What you are asked to do. Without altering anything, repeat each of the records.

-- Start of Records for this task --

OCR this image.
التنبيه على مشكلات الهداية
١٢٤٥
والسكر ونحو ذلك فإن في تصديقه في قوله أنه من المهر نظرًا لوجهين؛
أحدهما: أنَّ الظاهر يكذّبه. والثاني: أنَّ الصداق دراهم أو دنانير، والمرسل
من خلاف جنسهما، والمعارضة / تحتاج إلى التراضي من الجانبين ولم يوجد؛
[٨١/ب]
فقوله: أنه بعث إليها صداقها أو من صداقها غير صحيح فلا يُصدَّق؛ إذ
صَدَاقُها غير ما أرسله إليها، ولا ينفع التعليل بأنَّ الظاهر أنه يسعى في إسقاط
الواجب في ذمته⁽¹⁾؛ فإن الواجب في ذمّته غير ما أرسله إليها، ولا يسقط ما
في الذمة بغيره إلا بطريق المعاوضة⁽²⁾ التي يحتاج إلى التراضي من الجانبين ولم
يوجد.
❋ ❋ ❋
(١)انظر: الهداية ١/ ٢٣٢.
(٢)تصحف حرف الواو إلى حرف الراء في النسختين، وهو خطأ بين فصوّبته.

-- End of Records for this task --

Solution for this task.
OCR this image.
التنبيه على مشكلات الهداية
١٢٤٥
والسكر ونحو ذلك فإن في تصديقه في قوله أنه من المهر نظرًا لوجهين؛
أحدهما: أنَّ الظاهر يكذّبه. والثاني: أنَّ الصداق دراهم أو دنانير، والمرسل
من خلاف جنسهما، والمعارضة / تحتاج إلى التراضي من الجانبين ولم يوجد؛
[٨١/ب]
فقوله: أنه بعث إليها صداقها أو من صداقها غير صحيح فلا يُصدَّق؛ إذ
صَدَاقُها غير ما أرسله إليها، ولا ينفع التعليل بأنَّ الظاهر أنه يسعى في إسقاط
الواجب في ذمته⁽¹⁾؛ فإن الواجب في ذمّته غير ما أرسله إليها، ولا يسقط ما
في الذمة بغيره إلا بطريق المعاوضة⁽²⁾ التي يحتاج إلى التراضي من الجانبين ولم
يوجد.
❋ ❋ ❋
(١)انظر: الهداية ١/ ٢٣٢.
(٢)تصحف حرف الواو إلى حرف الراء في النسختين، وهو خطأ بين فصوّبته.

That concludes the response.